** START OF TASK INPUTS **
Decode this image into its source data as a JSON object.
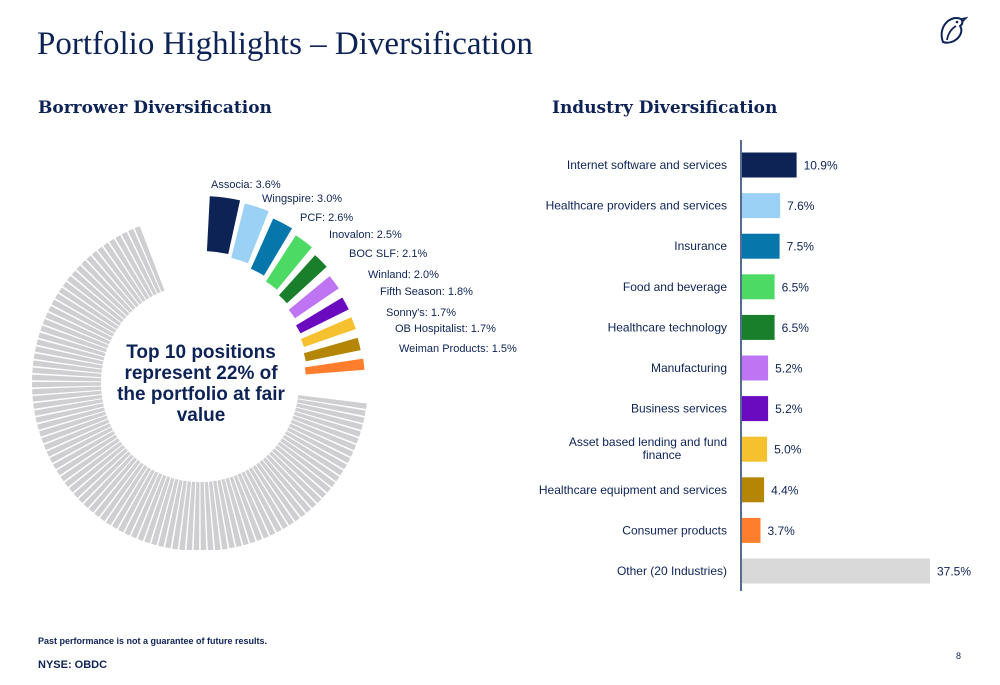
{
  "header": {
    "title": "Portfolio Highlights – Diversification",
    "logo_icon": "bird-logo-icon"
  },
  "borrower": {
    "heading": "Borrower Diversification",
    "center_text": "Top 10 positions represent 22% of the portfolio at fair value"
  },
  "industry": {
    "heading": "Industry Diversification"
  },
  "chart_data": [
    {
      "type": "pie",
      "labels": [
        "Associa: 3.6%",
        "Wingspire: 3.0%",
        "PCF: 2.6%",
        "Inovalon: 2.5%",
        "BOC SLF: 2.1%",
        "Winland: 2.0%",
        "Fifth Season: 1.8%",
        "Sonny's: 1.7%",
        "OB Hospitalist: 1.7%",
        "Weiman Products: 1.5%"
      ],
      "values": [
        3.6,
        3.0,
        2.6,
        2.5,
        2.1,
        2.0,
        1.8,
        1.7,
        1.7,
        1.5
      ],
      "colors": [
        "#0d2356",
        "#9bd1f5",
        "#0777ab",
        "#4cd964",
        "#1a7f2b",
        "#be74f3",
        "#6a0bbf",
        "#f5c12e",
        "#b58605",
        "#ff7e2d"
      ],
      "other_color": "#cfcfd1"
    },
    {
      "type": "bar",
      "orientation": "horizontal",
      "categories": [
        "Internet software and services",
        "Healthcare providers and services",
        "Insurance",
        "Food and beverage",
        "Healthcare technology",
        "Manufacturing",
        "Business services",
        "Asset based lending and fund finance",
        "Healthcare equipment and services",
        "Consumer products",
        "Other (20 Industries)"
      ],
      "values": [
        10.9,
        7.6,
        7.5,
        6.5,
        6.5,
        5.2,
        5.2,
        5.0,
        4.4,
        3.7,
        37.5
      ],
      "value_labels": [
        "10.9%",
        "7.6%",
        "7.5%",
        "6.5%",
        "6.5%",
        "5.2%",
        "5.2%",
        "5.0%",
        "4.4%",
        "3.7%",
        "37.5%"
      ],
      "colors": [
        "#0d2356",
        "#9bd1f5",
        "#0777ab",
        "#4cd964",
        "#1a7f2b",
        "#be74f3",
        "#6a0bbf",
        "#f5c12e",
        "#b58605",
        "#ff7e2d",
        "#d9d9d9"
      ],
      "xlim": [
        0,
        37.5
      ]
    }
  ],
  "footer": {
    "disclaimer": "Past performance is not a guarantee of future results.",
    "ticker": "NYSE: OBDC",
    "page_number": "8"
  }
}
** END OF TASK INPUTS **
* YOUR TASK
Repeat each record exactly, with the pictures left out.

* RESULT FOR THIS EXERCISE
Decode this image into its source data as a JSON object.
{
  "header": {
    "title": "Portfolio Highlights – Diversification",
    "logo_icon": "bird-logo-icon"
  },
  "borrower": {
    "heading": "Borrower Diversification",
    "center_text": "Top 10 positions represent 22% of the portfolio at fair value"
  },
  "industry": {
    "heading": "Industry Diversification"
  },
  "chart_data": [
    {
      "type": "pie",
      "labels": [
        "Associa: 3.6%",
        "Wingspire: 3.0%",
        "PCF: 2.6%",
        "Inovalon: 2.5%",
        "BOC SLF: 2.1%",
        "Winland: 2.0%",
        "Fifth Season: 1.8%",
        "Sonny's: 1.7%",
        "OB Hospitalist: 1.7%",
        "Weiman Products: 1.5%"
      ],
      "values": [
        3.6,
        3.0,
        2.6,
        2.5,
        2.1,
        2.0,
        1.8,
        1.7,
        1.7,
        1.5
      ],
      "colors": [
        "#0d2356",
        "#9bd1f5",
        "#0777ab",
        "#4cd964",
        "#1a7f2b",
        "#be74f3",
        "#6a0bbf",
        "#f5c12e",
        "#b58605",
        "#ff7e2d"
      ],
      "other_color": "#cfcfd1"
    },
    {
      "type": "bar",
      "orientation": "horizontal",
      "categories": [
        "Internet software and services",
        "Healthcare providers and services",
        "Insurance",
        "Food and beverage",
        "Healthcare technology",
        "Manufacturing",
        "Business services",
        "Asset based lending and fund finance",
        "Healthcare equipment and services",
        "Consumer products",
        "Other (20 Industries)"
      ],
      "values": [
        10.9,
        7.6,
        7.5,
        6.5,
        6.5,
        5.2,
        5.2,
        5.0,
        4.4,
        3.7,
        37.5
      ],
      "value_labels": [
        "10.9%",
        "7.6%",
        "7.5%",
        "6.5%",
        "6.5%",
        "5.2%",
        "5.2%",
        "5.0%",
        "4.4%",
        "3.7%",
        "37.5%"
      ],
      "colors": [
        "#0d2356",
        "#9bd1f5",
        "#0777ab",
        "#4cd964",
        "#1a7f2b",
        "#be74f3",
        "#6a0bbf",
        "#f5c12e",
        "#b58605",
        "#ff7e2d",
        "#d9d9d9"
      ],
      "xlim": [
        0,
        37.5
      ]
    }
  ],
  "footer": {
    "disclaimer": "Past performance is not a guarantee of future results.",
    "ticker": "NYSE: OBDC",
    "page_number": "8"
  }
}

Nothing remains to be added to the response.